Task goal:
Identify, in the records below, every line where the string "Begonia" appears, and copy each such line.

## start

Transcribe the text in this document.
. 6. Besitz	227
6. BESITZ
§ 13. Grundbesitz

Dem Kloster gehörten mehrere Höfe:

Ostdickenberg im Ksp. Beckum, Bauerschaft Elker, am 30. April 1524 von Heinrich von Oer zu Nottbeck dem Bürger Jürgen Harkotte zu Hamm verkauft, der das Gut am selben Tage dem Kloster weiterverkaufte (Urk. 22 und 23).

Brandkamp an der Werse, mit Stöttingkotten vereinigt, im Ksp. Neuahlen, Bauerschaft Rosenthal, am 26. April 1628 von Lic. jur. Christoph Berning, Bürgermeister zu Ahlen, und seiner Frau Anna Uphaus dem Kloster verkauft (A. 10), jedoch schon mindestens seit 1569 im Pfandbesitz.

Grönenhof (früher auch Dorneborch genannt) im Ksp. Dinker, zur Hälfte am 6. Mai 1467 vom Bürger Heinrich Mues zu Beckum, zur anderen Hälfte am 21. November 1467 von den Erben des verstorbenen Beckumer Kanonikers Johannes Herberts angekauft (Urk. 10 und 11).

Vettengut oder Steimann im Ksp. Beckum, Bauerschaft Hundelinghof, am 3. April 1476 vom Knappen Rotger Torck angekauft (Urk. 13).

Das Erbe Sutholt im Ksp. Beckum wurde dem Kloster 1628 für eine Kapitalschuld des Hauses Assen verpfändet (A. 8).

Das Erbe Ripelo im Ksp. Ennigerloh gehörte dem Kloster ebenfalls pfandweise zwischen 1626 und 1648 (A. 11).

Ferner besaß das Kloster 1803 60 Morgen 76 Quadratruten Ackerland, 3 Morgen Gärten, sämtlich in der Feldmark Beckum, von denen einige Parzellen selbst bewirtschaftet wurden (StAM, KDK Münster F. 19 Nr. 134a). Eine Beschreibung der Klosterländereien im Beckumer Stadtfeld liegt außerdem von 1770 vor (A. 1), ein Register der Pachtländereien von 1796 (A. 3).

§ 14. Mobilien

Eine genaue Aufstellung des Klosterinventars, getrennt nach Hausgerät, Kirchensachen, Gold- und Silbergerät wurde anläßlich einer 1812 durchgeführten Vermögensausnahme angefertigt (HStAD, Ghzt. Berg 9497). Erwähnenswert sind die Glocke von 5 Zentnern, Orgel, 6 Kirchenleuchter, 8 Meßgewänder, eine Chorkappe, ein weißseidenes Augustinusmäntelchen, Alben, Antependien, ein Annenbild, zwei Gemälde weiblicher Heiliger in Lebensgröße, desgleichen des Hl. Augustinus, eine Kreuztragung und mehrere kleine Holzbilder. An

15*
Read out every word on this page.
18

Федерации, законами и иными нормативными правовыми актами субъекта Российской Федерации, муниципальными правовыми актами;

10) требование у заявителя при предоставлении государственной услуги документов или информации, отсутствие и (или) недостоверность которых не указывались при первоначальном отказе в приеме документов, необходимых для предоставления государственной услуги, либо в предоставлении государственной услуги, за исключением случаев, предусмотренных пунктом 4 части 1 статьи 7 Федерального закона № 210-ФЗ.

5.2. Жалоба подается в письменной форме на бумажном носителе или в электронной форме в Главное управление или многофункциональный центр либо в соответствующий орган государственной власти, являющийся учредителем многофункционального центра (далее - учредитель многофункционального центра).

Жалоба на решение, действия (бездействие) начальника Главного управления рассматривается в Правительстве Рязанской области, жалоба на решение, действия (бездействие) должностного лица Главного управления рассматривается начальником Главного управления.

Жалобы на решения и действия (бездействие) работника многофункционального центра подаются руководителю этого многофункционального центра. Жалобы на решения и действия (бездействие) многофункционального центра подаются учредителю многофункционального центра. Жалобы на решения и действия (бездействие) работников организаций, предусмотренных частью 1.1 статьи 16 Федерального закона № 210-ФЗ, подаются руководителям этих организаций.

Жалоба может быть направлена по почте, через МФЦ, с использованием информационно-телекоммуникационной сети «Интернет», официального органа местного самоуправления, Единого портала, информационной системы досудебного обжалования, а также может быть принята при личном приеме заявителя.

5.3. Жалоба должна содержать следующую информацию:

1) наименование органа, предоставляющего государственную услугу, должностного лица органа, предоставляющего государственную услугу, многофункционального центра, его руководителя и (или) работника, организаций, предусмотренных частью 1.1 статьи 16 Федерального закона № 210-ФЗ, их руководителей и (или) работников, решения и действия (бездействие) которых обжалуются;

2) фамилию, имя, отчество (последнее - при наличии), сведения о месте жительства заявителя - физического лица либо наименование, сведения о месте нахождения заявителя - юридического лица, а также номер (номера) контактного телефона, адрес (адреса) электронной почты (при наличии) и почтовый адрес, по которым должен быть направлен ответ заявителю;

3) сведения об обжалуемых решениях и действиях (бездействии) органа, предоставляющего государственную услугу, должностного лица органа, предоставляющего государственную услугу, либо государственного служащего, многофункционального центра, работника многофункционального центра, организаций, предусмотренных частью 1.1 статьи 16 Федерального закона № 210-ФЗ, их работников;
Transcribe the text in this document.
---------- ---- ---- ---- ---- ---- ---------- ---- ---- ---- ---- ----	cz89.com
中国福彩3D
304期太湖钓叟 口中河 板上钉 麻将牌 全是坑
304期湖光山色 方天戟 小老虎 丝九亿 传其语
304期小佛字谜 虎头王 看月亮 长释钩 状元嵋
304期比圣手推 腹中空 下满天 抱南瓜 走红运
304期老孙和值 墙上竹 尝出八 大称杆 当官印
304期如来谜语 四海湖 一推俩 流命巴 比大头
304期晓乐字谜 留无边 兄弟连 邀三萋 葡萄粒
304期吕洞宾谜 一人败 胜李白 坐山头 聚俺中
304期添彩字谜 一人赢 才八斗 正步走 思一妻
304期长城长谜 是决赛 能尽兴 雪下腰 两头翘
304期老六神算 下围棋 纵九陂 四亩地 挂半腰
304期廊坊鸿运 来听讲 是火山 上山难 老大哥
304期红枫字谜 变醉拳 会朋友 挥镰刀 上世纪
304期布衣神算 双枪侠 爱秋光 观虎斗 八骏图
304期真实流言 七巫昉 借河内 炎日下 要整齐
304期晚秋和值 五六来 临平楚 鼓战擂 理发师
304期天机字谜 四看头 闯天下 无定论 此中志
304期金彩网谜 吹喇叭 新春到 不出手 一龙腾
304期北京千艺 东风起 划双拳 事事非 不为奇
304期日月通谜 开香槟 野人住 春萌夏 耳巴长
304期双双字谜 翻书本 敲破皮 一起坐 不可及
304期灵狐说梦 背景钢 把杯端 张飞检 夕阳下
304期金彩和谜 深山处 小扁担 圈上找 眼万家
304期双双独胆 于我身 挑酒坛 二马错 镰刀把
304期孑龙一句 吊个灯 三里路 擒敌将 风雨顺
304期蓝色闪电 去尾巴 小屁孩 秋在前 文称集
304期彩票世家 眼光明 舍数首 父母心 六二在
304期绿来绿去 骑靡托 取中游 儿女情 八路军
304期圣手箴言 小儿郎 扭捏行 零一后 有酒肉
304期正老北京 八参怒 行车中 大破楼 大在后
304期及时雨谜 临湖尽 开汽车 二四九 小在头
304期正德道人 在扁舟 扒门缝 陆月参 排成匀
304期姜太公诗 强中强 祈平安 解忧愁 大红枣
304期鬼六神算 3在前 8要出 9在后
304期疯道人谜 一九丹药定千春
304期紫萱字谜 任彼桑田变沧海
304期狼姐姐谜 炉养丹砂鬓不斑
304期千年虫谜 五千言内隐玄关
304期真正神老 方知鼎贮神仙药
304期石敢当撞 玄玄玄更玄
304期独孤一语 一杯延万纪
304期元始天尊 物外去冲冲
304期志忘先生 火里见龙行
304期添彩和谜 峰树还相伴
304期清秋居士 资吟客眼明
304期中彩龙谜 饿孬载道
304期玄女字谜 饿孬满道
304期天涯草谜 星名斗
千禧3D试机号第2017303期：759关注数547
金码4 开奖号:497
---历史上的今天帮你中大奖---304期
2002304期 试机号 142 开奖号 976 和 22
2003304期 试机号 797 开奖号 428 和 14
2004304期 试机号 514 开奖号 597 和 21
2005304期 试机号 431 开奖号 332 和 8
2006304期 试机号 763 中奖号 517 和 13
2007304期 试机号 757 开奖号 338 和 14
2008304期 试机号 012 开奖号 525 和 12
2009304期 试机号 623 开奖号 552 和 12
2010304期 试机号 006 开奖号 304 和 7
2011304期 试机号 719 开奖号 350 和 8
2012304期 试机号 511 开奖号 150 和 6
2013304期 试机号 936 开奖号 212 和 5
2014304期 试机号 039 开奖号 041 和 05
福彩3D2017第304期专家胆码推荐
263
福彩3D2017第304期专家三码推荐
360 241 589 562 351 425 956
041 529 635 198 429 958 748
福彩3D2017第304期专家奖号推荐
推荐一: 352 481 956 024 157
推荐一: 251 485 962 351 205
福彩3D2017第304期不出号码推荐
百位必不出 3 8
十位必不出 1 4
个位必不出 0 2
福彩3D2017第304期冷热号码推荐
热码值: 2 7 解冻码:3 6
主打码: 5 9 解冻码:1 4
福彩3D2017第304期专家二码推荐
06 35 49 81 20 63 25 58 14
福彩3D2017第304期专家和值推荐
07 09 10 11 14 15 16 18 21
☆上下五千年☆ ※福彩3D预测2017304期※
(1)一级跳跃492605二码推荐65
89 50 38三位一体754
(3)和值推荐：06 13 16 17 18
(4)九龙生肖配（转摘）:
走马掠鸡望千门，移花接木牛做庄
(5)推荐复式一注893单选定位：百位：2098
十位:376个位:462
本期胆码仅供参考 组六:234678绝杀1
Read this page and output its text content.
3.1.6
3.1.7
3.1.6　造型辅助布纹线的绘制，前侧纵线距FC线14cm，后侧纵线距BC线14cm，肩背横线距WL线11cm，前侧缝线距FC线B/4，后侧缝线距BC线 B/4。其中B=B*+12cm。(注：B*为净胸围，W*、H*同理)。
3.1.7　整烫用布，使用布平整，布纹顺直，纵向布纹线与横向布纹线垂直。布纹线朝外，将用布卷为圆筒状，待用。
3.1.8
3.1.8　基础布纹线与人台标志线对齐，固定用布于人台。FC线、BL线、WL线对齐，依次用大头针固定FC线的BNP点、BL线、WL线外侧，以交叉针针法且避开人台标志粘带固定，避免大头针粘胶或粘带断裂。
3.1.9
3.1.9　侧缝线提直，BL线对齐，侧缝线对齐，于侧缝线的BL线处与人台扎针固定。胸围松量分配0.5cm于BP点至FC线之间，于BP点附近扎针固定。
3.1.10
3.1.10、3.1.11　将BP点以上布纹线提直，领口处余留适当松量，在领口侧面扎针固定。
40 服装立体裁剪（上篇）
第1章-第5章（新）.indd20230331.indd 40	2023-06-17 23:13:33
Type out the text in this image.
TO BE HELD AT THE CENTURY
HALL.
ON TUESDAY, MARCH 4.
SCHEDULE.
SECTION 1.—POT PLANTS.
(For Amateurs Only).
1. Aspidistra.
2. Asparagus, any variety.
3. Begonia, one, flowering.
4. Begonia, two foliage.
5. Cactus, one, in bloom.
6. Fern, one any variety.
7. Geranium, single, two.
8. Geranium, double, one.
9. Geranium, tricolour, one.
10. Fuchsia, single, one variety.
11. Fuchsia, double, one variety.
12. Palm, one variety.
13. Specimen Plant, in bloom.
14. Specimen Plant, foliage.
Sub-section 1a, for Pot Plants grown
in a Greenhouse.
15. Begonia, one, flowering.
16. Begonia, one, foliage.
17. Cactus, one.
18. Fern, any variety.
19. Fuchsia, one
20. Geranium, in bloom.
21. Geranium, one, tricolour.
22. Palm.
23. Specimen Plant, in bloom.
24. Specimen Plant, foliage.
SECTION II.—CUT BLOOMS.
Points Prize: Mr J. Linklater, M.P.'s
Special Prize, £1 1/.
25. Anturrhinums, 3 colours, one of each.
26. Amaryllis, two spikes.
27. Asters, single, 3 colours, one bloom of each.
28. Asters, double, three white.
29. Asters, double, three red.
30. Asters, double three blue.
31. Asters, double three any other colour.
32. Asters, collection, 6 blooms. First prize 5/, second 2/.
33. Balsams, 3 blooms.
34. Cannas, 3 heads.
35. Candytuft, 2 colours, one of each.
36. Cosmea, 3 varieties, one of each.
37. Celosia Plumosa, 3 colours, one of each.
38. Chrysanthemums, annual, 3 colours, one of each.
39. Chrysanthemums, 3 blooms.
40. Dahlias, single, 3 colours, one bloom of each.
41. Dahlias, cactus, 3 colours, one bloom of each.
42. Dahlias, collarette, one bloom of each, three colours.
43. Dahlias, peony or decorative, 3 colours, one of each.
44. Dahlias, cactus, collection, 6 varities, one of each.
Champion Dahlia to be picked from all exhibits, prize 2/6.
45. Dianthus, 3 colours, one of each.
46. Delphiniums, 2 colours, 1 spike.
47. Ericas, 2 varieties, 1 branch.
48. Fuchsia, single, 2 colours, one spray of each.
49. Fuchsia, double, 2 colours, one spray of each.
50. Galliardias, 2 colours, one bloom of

## end

Output of the exercise:
3. Begonia, one, flowering.
4. Begonia, two foliage.
15. Begonia, one, flowering.
16. Begonia, one, foliage.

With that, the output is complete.